* WHAT TO PRODUCE: Repeat the full listing below verbatim and keep the images out.

Dataset entries:
○ ○ ○

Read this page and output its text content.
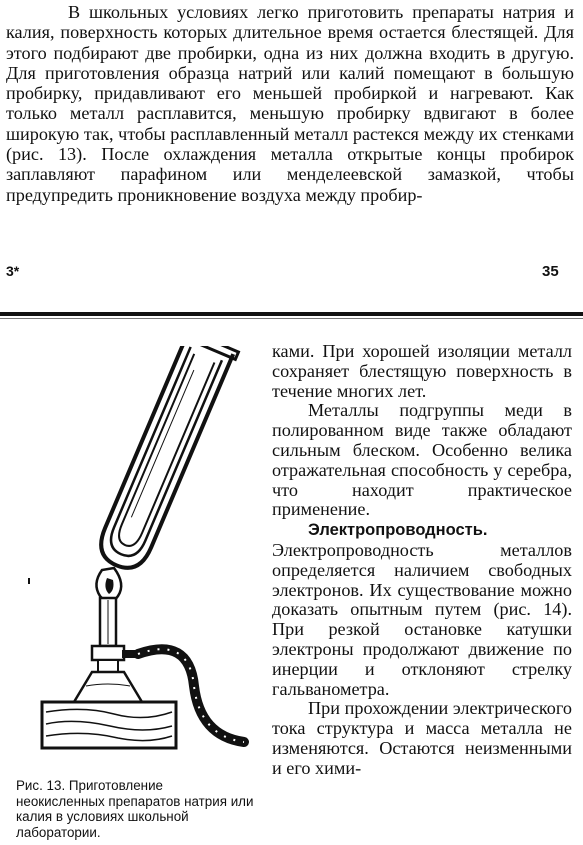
В школьных условиях легко приготовить препараты натрия и калия, поверхность которых длительное время остается блестящей. Для этого подбирают две пробирки, одна из них должна входить в другую. Для приготовления образца натрий или калий помещают в большую пробирку, придавливают его меньшей пробиркой и нагревают. Как только металл расплавится, меньшую пробирку вдвигают в более широкую так, чтобы расплавленный металл растекся между их стенками (рис. 13). После охлаждения металла открытые концы пробирок заплавляют парафином или менделеевской замазкой, чтобы предупредить проникновение воздуха между пробир-

3*	35

Рис. 13. Приготовление неокисленных препаратов натрия или калия в условиях школьной лаборатории.

ками. При хорошей изоляции металл сохраняет блестящую поверхность в течение многих лет.

Металлы подгруппы меди в полированном виде также обладают сильным блеском. Особенно велика отражательная способность у серебра, что находит практическое применение.

Электропроводность. Электропроводность металлов определяется наличием свободных электронов. Их существование можно доказать опытным путем (рис. 14). При резкой остановке катушки электроны продолжают движение по инерции и отклоняют стрелку гальванометра.

При прохождении электрического тока структура и масса металла не изменяются. Остаются неизменными и его хими-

○ ○ ○

* SOLUTION TO THIS EXERCISE:
Read this page and output its text content.
В школьных условиях легко приготовить препараты натрия и калия, поверхность которых длительное время остается блестящей. Для этого подбирают две пробирки, одна из них должна входить в другую. Для приготовления образца натрий или калий помещают в большую пробирку, придавливают его меньшей пробиркой и нагревают. Как только металл расплавится, меньшую пробирку вдвигают в более широкую так, чтобы расплавленный металл растекся между их стенками (рис. 13). После охлаждения металла открытые концы пробирок заплавляют парафином или менделеевской замазкой, чтобы предупредить проникновение воздуха между пробир-

3*	35

Рис. 13. Приготовление неокисленных препаратов натрия или калия в условиях школьной лаборатории.

ками. При хорошей изоляции металл сохраняет блестящую поверхность в течение многих лет.

Металлы подгруппы меди в полированном виде также обладают сильным блеском. Особенно велика отражательная способность у серебра, что находит практическое применение.

Электропроводность. Электропроводность металлов определяется наличием свободных электронов. Их существование можно доказать опытным путем (рис. 14). При резкой остановке катушки электроны продолжают движение по инерции и отклоняют стрелку гальванометра.

При прохождении электрического тока структура и масса металла не изменяются. Остаются неизменными и его хими-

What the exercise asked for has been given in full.